• **Set exercise**:
Each record below should appear again exactly as written.

• **Given entries**:
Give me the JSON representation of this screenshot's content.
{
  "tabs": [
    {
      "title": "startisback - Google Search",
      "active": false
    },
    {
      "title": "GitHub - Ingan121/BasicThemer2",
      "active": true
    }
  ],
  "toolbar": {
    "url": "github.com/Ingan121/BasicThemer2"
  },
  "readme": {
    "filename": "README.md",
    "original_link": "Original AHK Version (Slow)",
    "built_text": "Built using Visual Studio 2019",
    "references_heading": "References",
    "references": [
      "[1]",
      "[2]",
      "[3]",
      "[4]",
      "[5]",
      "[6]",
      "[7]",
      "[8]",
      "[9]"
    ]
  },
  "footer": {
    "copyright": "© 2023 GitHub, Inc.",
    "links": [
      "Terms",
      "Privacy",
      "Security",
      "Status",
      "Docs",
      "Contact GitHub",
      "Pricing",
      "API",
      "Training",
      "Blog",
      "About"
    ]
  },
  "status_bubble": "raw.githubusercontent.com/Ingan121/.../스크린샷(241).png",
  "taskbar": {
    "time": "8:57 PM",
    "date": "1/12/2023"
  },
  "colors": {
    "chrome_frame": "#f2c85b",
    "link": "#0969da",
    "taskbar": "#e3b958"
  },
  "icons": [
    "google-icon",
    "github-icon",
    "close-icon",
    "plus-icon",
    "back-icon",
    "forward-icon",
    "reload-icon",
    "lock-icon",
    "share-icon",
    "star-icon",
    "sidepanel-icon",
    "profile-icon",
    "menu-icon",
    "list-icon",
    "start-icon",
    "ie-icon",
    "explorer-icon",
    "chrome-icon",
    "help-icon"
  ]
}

• **Solved problem**:
Give me the JSON representation of this screenshot's content.
{
  "tabs": [
    {
      "title": "startisback - Google Search",
      "active": false
    },
    {
      "title": "GitHub - Ingan121/BasicThemer2",
      "active": true
    }
  ],
  "toolbar": {
    "url": "github.com/Ingan121/BasicThemer2"
  },
  "readme": {
    "filename": "README.md",
    "original_link": "Original AHK Version (Slow)",
    "built_text": "Built using Visual Studio 2019",
    "references_heading": "References",
    "references": [
      "[1]",
      "[2]",
      "[3]",
      "[4]",
      "[5]",
      "[6]",
      "[7]",
      "[8]",
      "[9]"
    ]
  },
  "footer": {
    "copyright": "© 2023 GitHub, Inc.",
    "links": [
      "Terms",
      "Privacy",
      "Security",
      "Status",
      "Docs",
      "Contact GitHub",
      "Pricing",
      "API",
      "Training",
      "Blog",
      "About"
    ]
  },
  "status_bubble": "raw.githubusercontent.com/Ingan121/.../스크린샷(241).png",
  "taskbar": {
    "time": "8:57 PM",
    "date": "1/12/2023"
  },
  "colors": {
    "chrome_frame": "#f2c85b",
    "link": "#0969da",
    "taskbar": "#e3b958"
  },
  "icons": [
    "google-icon",
    "github-icon",
    "close-icon",
    "plus-icon",
    "back-icon",
    "forward-icon",
    "reload-icon",
    "lock-icon",
    "share-icon",
    "star-icon",
    "sidepanel-icon",
    "profile-icon",
    "menu-icon",
    "list-icon",
    "start-icon",
    "ie-icon",
    "explorer-icon",
    "chrome-icon",
    "help-icon"
  ]
}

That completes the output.